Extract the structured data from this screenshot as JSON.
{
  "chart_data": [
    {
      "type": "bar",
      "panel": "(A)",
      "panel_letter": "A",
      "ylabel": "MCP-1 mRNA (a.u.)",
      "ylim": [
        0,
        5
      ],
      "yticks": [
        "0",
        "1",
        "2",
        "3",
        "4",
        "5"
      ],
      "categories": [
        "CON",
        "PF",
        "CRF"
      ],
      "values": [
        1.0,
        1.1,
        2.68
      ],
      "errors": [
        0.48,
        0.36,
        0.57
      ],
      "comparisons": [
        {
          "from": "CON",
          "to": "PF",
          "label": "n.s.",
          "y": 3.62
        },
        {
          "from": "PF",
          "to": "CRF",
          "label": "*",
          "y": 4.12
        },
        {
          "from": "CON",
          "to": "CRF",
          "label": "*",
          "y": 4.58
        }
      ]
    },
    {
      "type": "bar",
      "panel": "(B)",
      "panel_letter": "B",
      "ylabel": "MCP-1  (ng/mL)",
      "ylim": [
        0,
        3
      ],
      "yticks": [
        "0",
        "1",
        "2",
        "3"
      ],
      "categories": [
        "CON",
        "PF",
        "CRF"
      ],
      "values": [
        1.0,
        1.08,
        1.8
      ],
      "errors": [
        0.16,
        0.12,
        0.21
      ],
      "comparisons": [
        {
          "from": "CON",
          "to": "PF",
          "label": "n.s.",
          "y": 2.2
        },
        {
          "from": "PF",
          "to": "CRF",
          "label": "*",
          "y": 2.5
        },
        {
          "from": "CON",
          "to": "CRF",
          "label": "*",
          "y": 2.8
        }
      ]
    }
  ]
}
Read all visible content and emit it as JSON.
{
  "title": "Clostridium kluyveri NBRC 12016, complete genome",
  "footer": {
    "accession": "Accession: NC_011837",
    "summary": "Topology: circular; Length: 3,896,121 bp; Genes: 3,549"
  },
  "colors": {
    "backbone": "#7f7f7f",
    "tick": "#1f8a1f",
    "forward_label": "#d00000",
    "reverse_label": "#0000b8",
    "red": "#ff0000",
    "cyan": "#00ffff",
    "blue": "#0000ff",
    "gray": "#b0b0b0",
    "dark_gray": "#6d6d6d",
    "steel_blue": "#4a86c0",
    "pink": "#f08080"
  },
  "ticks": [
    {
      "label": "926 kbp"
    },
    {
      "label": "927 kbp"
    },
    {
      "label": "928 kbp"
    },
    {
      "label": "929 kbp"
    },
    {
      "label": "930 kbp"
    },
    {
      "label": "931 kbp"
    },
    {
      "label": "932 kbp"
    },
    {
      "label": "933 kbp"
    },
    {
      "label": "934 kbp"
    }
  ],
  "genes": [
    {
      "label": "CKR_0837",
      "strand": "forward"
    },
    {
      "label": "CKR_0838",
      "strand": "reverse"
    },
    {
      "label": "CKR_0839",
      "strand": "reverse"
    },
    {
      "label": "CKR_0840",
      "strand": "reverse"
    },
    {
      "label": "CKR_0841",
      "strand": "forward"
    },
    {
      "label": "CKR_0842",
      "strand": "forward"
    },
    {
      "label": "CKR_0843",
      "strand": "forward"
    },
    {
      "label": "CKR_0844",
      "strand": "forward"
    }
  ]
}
====================
**What to do:**
Every line above should be duplicated exactly as it stands.

**Solved exercise:**
Extract the structured data from this screenshot as JSON.
{
  "chart_data": [
    {
      "type": "bar",
      "panel": "(A)",
      "panel_letter": "A",
      "ylabel": "MCP-1 mRNA (a.u.)",
      "ylim": [
        0,
        5
      ],
      "yticks": [
        "0",
        "1",
        "2",
        "3",
        "4",
        "5"
      ],
      "categories": [
        "CON",
        "PF",
        "CRF"
      ],
      "values": [
        1.0,
        1.1,
        2.68
      ],
      "errors": [
        0.48,
        0.36,
        0.57
      ],
      "comparisons": [
        {
          "from": "CON",
          "to": "PF",
          "label": "n.s.",
          "y": 3.62
        },
        {
          "from": "PF",
          "to": "CRF",
          "label": "*",
          "y": 4.12
        },
        {
          "from": "CON",
          "to": "CRF",
          "label": "*",
          "y": 4.58
        }
      ]
    },
    {
      "type": "bar",
      "panel": "(B)",
      "panel_letter": "B",
      "ylabel": "MCP-1  (ng/mL)",
      "ylim": [
        0,
        3
      ],
      "yticks": [
        "0",
        "1",
        "2",
        "3"
      ],
      "categories": [
        "CON",
        "PF",
        "CRF"
      ],
      "values": [
        1.0,
        1.08,
        1.8
      ],
      "errors": [
        0.16,
        0.12,
        0.21
      ],
      "comparisons": [
        {
          "from": "CON",
          "to": "PF",
          "label": "n.s.",
          "y": 2.2
        },
        {
          "from": "PF",
          "to": "CRF",
          "label": "*",
          "y": 2.5
        },
        {
          "from": "CON",
          "to": "CRF",
          "label": "*",
          "y": 2.8
        }
      ]
    }
  ]
}
Read all visible content and emit it as JSON.
{
  "title": "Clostridium kluyveri NBRC 12016, complete genome",
  "footer": {
    "accession": "Accession: NC_011837",
    "summary": "Topology: circular; Length: 3,896,121 bp; Genes: 3,549"
  },
  "colors": {
    "backbone": "#7f7f7f",
    "tick": "#1f8a1f",
    "forward_label": "#d00000",
    "reverse_label": "#0000b8",
    "red": "#ff0000",
    "cyan": "#00ffff",
    "blue": "#0000ff",
    "gray": "#b0b0b0",
    "dark_gray": "#6d6d6d",
    "steel_blue": "#4a86c0",
    "pink": "#f08080"
  },
  "ticks": [
    {
      "label": "926 kbp"
    },
    {
      "label": "927 kbp"
    },
    {
      "label": "928 kbp"
    },
    {
      "label": "929 kbp"
    },
    {
      "label": "930 kbp"
    },
    {
      "label": "931 kbp"
    },
    {
      "label": "932 kbp"
    },
    {
      "label": "933 kbp"
    },
    {
      "label": "934 kbp"
    }
  ],
  "genes": [
    {
      "label": "CKR_0837",
      "strand": "forward"
    },
    {
      "label": "CKR_0838",
      "strand": "reverse"
    },
    {
      "label": "CKR_0839",
      "strand": "reverse"
    },
    {
      "label": "CKR_0840",
      "strand": "reverse"
    },
    {
      "label": "CKR_0841",
      "strand": "forward"
    },
    {
      "label": "CKR_0842",
      "strand": "forward"
    },
    {
      "label": "CKR_0843",
      "strand": "forward"
    },
    {
      "label": "CKR_0844",
      "strand": "forward"
    }
  ]
}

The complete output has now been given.